Question

The molal freezing point constant of benzene is 4.90 and its melting point is 5.51°C. A solution of 0.816 g of a compound A when dissolved in 7.5 g of benzene freezes at 1.59°C. Determine the molecular weight of A.

Answer 1

Given: Mass of solute (A) = w₂ = 0.816 g

Mass of solvent (benzene) = w₁ = 7.5 g = 0.0075 kg

Freezing point of pure benzene = 5.51°C

Freezing point of solution = 1.59°C

Depression in freezing point:

ΔT_f = 5.51−1.59 = 3.92°C

K_f (benzene) = 4.90 K kg mol⁻¹

`Delta T_f = K_f * w_2/(M * w_1)`

⇒ `3.92 = 4.90 * 0.816/(M * 0.0075)`

`3.92 = (4.90 xx 0.816)/(0.0075 xx M)`

⇒ `3.92 = 3.9984/(0.0075 * M)`

⇒ `0.0075 xx M = 3.9984/3.92`

⇒ 0.0075 × M = 1.02

⇒ `M = 1.02/0.0075`

M = 136 g/mol

∴ The molecular weight of compound A is 136 g/mol.

------------------------------

:: TASK ITEM A ::
Write out the freezing point problem from "The molal freezing" up to and including "weight of A.", replacing "benzene" with "camphor".
:: TASK ITEM B ::
Answer these questions using the freezing point problem:
(i) What is the mass of the solvent in kilograms?
(ii) What is the depression in freezing point?
(iii) What molecular weight is found for compound A?

------------------------------

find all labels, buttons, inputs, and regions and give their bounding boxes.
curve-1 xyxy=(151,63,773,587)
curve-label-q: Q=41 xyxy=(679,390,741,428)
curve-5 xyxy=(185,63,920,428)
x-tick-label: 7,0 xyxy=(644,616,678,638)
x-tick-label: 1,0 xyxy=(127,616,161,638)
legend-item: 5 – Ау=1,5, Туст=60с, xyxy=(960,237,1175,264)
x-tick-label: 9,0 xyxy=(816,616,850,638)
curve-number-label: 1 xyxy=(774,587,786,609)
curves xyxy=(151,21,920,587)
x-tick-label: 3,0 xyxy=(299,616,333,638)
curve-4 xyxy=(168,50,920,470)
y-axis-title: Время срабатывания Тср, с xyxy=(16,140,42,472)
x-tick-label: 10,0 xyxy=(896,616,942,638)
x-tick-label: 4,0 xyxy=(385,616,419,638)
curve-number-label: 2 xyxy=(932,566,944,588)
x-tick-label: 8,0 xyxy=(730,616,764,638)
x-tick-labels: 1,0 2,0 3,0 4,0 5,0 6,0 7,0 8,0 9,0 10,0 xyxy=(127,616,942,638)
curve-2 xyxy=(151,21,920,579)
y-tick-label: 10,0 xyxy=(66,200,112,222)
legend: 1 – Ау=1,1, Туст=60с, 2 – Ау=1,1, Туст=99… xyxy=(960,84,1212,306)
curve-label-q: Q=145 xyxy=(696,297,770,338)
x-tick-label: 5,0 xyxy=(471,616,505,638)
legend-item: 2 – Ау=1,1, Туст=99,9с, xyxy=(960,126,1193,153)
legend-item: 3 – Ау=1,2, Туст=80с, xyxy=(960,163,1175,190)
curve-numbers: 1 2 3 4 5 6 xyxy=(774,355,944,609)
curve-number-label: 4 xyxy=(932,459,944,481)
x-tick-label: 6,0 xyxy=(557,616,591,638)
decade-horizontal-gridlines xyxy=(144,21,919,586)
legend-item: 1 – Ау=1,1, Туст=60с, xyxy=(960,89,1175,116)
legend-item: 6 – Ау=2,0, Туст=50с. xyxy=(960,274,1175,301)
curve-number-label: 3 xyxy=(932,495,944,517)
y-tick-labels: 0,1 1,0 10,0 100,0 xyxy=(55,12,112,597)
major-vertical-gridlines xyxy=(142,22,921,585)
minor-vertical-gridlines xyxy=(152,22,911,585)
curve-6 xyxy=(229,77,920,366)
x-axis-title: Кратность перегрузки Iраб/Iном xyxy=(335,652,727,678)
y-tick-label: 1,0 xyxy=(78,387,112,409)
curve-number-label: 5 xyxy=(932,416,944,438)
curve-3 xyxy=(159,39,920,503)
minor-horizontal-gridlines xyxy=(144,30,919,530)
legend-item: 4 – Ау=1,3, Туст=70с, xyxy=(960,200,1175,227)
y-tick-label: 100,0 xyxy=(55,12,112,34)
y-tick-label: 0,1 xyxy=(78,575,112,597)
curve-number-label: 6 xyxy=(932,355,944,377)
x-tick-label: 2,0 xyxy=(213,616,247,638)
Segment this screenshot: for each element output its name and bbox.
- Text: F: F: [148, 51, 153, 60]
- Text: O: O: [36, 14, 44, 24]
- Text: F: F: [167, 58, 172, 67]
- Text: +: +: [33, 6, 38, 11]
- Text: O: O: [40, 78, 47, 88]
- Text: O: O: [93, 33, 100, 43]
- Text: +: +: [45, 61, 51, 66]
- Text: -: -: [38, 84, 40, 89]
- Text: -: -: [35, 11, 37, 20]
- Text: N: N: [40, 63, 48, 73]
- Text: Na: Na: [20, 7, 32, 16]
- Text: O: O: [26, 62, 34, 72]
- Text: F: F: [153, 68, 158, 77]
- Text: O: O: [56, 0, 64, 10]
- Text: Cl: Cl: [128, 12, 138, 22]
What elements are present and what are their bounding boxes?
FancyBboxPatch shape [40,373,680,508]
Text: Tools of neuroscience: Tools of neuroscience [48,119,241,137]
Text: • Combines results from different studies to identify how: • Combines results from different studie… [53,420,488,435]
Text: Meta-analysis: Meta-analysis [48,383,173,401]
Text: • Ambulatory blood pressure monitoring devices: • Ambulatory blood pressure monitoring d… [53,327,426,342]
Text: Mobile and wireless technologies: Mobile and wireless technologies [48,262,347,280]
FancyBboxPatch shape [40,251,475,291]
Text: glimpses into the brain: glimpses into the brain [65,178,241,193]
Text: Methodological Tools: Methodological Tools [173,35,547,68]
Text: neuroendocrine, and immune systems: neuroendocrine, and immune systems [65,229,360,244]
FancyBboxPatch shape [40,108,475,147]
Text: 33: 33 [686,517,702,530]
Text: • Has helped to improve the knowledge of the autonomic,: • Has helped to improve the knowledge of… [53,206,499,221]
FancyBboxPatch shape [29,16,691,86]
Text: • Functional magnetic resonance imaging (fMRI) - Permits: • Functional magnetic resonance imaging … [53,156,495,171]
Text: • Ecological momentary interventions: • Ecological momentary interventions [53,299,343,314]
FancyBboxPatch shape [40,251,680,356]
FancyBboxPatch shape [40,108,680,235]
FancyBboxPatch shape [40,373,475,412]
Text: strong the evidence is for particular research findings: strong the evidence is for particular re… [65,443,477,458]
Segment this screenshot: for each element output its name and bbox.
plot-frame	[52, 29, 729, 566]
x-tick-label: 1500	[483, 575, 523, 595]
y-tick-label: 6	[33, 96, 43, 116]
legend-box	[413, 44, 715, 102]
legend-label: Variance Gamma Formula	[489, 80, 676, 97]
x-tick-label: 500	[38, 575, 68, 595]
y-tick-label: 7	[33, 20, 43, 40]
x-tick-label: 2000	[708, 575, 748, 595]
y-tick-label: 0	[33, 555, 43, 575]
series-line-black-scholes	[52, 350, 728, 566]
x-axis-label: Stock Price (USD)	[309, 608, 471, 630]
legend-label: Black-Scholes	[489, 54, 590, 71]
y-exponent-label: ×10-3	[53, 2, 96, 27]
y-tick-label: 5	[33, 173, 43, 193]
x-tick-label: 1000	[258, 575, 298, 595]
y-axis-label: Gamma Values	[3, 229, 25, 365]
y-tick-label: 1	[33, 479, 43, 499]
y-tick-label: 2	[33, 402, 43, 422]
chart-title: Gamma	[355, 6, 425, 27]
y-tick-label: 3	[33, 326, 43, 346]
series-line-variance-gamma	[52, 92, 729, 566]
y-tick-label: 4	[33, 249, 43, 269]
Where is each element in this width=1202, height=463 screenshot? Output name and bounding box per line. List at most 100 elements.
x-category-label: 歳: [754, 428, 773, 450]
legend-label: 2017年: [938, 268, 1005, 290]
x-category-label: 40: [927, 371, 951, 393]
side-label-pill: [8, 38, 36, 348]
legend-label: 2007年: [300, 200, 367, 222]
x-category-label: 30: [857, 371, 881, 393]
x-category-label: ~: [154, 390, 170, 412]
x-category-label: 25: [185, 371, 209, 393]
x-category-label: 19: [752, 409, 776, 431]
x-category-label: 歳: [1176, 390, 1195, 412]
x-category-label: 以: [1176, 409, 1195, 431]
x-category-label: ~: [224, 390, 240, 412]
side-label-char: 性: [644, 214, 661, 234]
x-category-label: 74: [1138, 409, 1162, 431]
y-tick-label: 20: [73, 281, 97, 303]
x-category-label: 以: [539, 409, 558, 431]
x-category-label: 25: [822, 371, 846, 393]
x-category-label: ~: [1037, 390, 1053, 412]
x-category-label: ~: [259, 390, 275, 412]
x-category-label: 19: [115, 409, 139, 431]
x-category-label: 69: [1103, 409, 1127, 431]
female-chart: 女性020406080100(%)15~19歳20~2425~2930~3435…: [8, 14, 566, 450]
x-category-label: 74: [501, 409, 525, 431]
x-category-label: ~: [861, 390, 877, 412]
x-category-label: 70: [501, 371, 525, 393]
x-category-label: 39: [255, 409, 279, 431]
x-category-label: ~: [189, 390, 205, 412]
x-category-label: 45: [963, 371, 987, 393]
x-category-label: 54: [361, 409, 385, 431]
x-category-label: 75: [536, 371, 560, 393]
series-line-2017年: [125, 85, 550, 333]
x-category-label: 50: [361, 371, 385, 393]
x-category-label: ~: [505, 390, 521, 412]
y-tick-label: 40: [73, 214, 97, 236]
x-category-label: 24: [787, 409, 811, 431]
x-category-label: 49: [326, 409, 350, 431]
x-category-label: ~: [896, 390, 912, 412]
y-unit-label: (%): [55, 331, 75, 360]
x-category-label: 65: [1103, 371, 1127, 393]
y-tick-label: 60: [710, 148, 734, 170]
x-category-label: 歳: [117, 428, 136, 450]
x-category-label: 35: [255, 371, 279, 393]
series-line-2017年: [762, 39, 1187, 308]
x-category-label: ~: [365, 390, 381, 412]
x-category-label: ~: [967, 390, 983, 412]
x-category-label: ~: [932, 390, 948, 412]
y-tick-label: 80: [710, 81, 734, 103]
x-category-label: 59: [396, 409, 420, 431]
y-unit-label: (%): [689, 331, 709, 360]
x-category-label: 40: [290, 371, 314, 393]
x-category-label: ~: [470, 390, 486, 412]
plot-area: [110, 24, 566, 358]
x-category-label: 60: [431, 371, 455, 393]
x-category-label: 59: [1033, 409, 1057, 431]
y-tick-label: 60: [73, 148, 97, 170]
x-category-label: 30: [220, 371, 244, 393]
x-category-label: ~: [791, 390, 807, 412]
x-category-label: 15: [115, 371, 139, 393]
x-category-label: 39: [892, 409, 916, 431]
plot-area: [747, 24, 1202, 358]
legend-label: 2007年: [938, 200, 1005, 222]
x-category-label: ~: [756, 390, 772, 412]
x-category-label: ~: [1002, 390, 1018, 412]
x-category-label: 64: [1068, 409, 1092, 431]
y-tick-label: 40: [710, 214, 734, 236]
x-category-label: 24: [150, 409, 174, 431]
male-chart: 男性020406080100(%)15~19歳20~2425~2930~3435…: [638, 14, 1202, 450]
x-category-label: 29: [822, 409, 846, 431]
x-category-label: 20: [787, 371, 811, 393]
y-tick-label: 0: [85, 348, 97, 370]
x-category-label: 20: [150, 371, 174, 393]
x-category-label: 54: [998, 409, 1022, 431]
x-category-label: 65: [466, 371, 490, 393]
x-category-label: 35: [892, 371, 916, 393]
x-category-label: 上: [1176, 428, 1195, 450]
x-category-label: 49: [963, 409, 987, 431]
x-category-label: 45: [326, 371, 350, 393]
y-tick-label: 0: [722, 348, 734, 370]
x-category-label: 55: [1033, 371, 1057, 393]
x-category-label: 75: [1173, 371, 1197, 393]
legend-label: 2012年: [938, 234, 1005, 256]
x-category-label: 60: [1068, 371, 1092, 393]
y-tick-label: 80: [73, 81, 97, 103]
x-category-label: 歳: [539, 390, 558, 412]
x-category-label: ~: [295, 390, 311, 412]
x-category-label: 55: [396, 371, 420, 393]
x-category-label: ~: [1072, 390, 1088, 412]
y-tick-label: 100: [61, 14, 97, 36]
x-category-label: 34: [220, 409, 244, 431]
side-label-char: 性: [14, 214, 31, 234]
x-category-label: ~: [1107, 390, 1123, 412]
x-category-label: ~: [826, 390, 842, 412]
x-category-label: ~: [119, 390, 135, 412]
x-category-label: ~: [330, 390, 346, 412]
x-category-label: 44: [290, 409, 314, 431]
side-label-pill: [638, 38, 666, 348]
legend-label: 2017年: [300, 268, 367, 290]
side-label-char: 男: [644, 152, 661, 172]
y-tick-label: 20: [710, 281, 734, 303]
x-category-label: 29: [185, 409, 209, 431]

------------------------------

:: REPLY A ::
The molal freezing point constant of camphor is 4.90 and its melting point is 5.51°C. A solution of 0.816 g of a compound A when dissolved in 7.5 g of camphor freezes at 1.59°C. Determine the molecular weight of A.

:: REPLY B ::
(i) 0.0075 kg
(ii) 3.92°C
(iii) 136 g/mol